-- BEGIN GIVEN ENTRIES --

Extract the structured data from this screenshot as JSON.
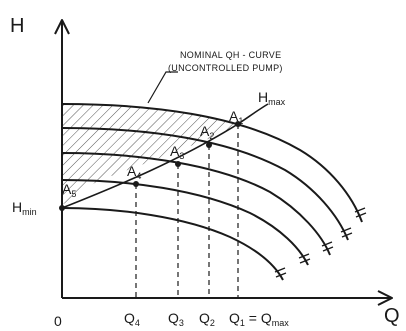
{
  "axes": {
    "y_label": "H",
    "x_label": "Q",
    "origin": "0"
  },
  "annotation": {
    "line1": "NOMINAL QH - CURVE",
    "line2": "(UNCONTROLLED PUMP)"
  },
  "hmax": {
    "main": "H",
    "sub": "max"
  },
  "hmin": {
    "main": "H",
    "sub": "min"
  },
  "points": [
    {
      "main": "A",
      "sub": "1"
    },
    {
      "main": "A",
      "sub": "2"
    },
    {
      "main": "A",
      "sub": "3"
    },
    {
      "main": "A",
      "sub": "4"
    },
    {
      "main": "A",
      "sub": "5"
    }
  ],
  "x_ticks": [
    {
      "main": "Q",
      "sub": "4",
      "suffix": ""
    },
    {
      "main": "Q",
      "sub": "3",
      "suffix": ""
    },
    {
      "main": "Q",
      "sub": "2",
      "suffix": ""
    },
    {
      "main": "Q",
      "sub": "1",
      "suffix": " = Q",
      "sub2": "max"
    }
  ],
  "colors": {
    "ink": "#1a1a1a",
    "hatch": "#555555"
  }
}
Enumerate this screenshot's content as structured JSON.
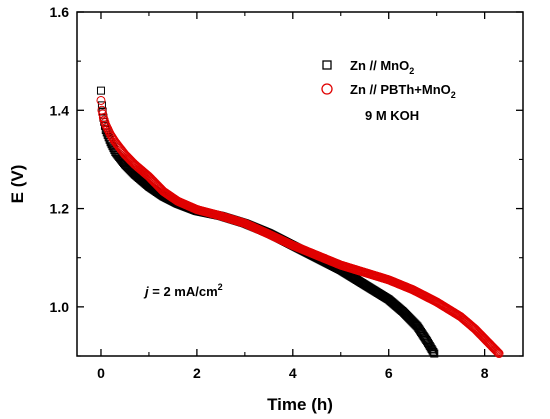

-- END GIVEN ENTRIES --

WHAT IS REQUIRED ->
Give the number of lines where the string "screenshot" occurs, without any further text.

FINISHED EXERCISE ->
2